### [Exercise objective]
Pictures are not part of the copy; repeat everything else in the records exactly.

* begin Recorded data *

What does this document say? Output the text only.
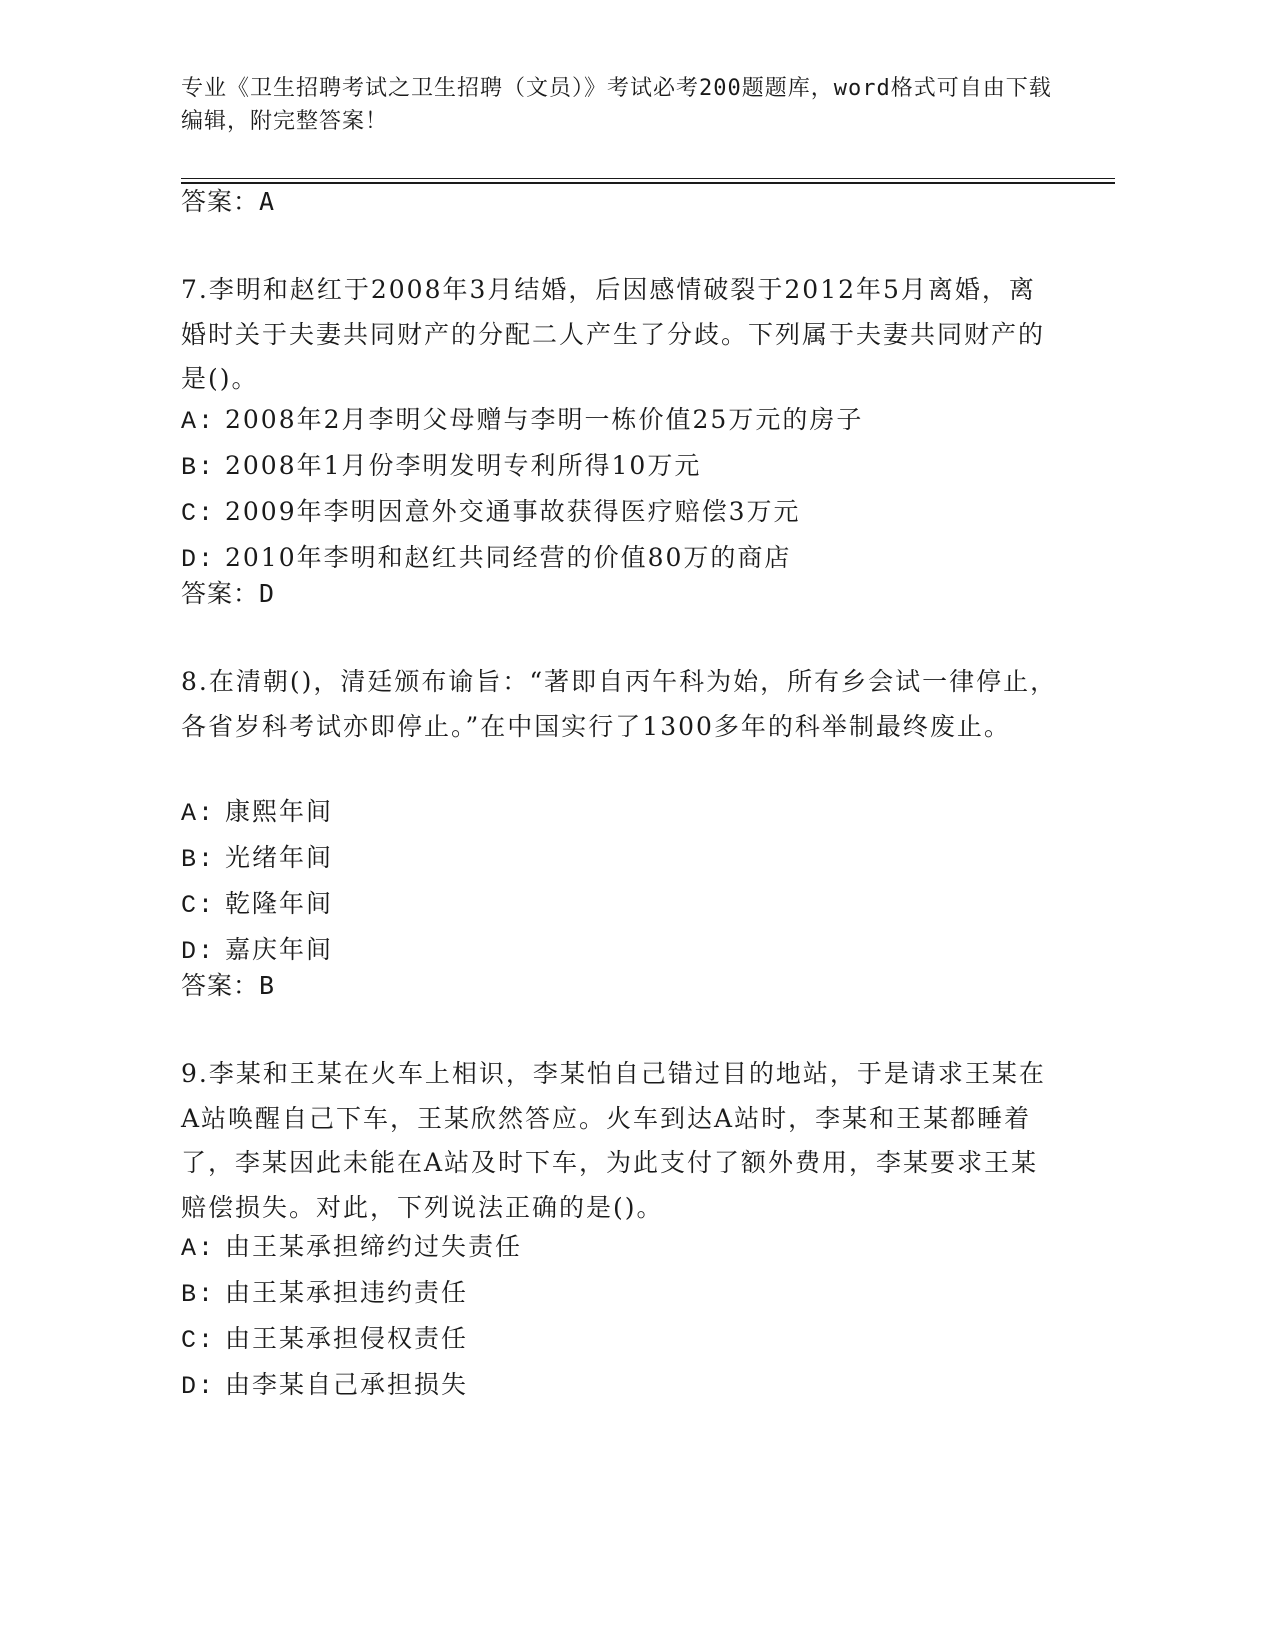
专业《卫生招聘考试之卫生招聘（文员）》考试必考200题题库，word格式可自由下载编辑，附完整答案！
答案：A
7.李明和赵红于2008年3月结婚，后因感情破裂于2012年5月离婚，离婚时关于夫妻共同财产的分配二人产生了分歧。下列属于夫妻共同财产的是()。
A: 2008年2月李明父母赠与李明一栋价值25万元的房子
B: 2008年1月份李明发明专利所得10万元
C: 2009年李明因意外交通事故获得医疗赔偿3万元
D: 2010年李明和赵红共同经营的价值80万的商店
答案：D
8.在清朝()，清廷颁布谕旨：“著即自丙午科为始，所有乡会试一律停止，各省岁科考试亦即停止。”在中国实行了1300多年的科举制最终废止。
A: 康熙年间
B: 光绪年间
C: 乾隆年间
D: 嘉庆年间
答案：B
9.李某和王某在火车上相识，李某怕自己错过目的地站，于是请求王某在A站唤醒自己下车，王某欣然答应。火车到达A站时，李某和王某都睡着了，李某因此未能在A站及时下车，为此支付了额外费用，李某要求王某赔偿损失。对此，下列说法正确的是()。
A: 由王某承担缔约过失责任
B: 由王某承担违约责任
C: 由王某承担侵权责任
D: 由李某自己承担损失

* end Recorded data *

### [Solution to this exercise]
What does this document say? Output the text only.
专业《卫生招聘考试之卫生招聘（文员）》考试必考200题题库，word格式可自由下载编辑，附完整答案！
答案：A
7.李明和赵红于2008年3月结婚，后因感情破裂于2012年5月离婚，离婚时关于夫妻共同财产的分配二人产生了分歧。下列属于夫妻共同财产的是()。
A: 2008年2月李明父母赠与李明一栋价值25万元的房子
B: 2008年1月份李明发明专利所得10万元
C: 2009年李明因意外交通事故获得医疗赔偿3万元
D: 2010年李明和赵红共同经营的价值80万的商店
答案：D
8.在清朝()，清廷颁布谕旨：“著即自丙午科为始，所有乡会试一律停止，各省岁科考试亦即停止。”在中国实行了1300多年的科举制最终废止。
A: 康熙年间
B: 光绪年间
C: 乾隆年间
D: 嘉庆年间
答案：B
9.李某和王某在火车上相识，李某怕自己错过目的地站，于是请求王某在A站唤醒自己下车，王某欣然答应。火车到达A站时，李某和王某都睡着了，李某因此未能在A站及时下车，为此支付了额外费用，李某要求王某赔偿损失。对此，下列说法正确的是()。
A: 由王某承担缔约过失责任
B: 由王某承担违约责任
C: 由王某承担侵权责任
D: 由李某自己承担损失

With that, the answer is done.